Stated exercise. Transcribe the records that follow, preserving every word.

Records for the task.
**********

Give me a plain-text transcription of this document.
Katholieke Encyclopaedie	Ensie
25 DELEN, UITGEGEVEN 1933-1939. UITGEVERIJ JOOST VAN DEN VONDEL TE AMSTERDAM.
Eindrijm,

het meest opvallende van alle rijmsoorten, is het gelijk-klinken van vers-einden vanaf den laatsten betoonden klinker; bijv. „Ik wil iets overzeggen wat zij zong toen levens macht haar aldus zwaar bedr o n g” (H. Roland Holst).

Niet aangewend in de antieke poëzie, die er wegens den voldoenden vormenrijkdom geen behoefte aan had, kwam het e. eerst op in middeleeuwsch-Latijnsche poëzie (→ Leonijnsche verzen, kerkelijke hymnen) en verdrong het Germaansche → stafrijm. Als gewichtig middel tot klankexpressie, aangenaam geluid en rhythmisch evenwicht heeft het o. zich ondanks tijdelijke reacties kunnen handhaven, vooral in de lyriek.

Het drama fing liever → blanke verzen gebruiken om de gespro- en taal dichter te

**********

Result of the task.
Give me a plain-text transcription of this document.
Katholieke Encyclopaedie	Ensie
25 DELEN, UITGEGEVEN 1933-1939. UITGEVERIJ JOOST VAN DEN VONDEL TE AMSTERDAM.
Eindrijm,

het meest opvallende van alle rijmsoorten, is het gelijk-klinken van vers-einden vanaf den laatsten betoonden klinker; bijv. „Ik wil iets overzeggen wat zij zong toen levens macht haar aldus zwaar bedr o n g” (H. Roland Holst).

Niet aangewend in de antieke poëzie, die er wegens den voldoenden vormenrijkdom geen behoefte aan had, kwam het e. eerst op in middeleeuwsch-Latijnsche poëzie (→ Leonijnsche verzen, kerkelijke hymnen) en verdrong het Germaansche → stafrijm. Als gewichtig middel tot klankexpressie, aangenaam geluid en rhythmisch evenwicht heeft het o. zich ondanks tijdelijke reacties kunnen handhaven, vooral in de lyriek.

Het drama fing liever → blanke verzen gebruiken om de gespro- en taal dichter te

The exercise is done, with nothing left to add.